§ Records:
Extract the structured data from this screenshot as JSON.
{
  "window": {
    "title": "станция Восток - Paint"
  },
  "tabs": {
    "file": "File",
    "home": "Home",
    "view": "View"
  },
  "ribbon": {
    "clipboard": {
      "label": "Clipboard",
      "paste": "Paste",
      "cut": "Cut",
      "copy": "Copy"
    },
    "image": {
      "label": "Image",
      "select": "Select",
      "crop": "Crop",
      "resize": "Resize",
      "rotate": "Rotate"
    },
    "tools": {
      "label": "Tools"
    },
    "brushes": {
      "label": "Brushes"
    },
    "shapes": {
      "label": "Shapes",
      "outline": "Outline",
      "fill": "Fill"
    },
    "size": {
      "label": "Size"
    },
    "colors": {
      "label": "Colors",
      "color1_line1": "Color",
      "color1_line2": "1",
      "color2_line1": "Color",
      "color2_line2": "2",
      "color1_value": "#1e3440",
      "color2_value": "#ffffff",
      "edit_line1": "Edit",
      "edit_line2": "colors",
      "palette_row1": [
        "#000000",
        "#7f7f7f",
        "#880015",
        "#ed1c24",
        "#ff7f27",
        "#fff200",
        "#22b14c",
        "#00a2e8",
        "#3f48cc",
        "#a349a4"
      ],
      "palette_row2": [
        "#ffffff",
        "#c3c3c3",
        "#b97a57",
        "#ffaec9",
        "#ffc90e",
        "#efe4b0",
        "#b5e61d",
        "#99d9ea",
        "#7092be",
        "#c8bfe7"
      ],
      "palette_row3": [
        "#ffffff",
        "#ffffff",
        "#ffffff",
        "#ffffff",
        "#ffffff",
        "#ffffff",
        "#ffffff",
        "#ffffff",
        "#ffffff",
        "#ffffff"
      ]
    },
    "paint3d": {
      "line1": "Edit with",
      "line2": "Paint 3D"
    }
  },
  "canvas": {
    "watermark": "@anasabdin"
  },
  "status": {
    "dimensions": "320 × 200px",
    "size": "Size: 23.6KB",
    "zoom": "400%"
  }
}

§ Set problem:
Using the listing above, return all lines where the word "label" occurs.

§ Response:
      "label": "Clipboard",
      "label": "Image",
      "label": "Tools"
      "label": "Brushes"
      "label": "Shapes",
      "label": "Size"
      "label": "Colors",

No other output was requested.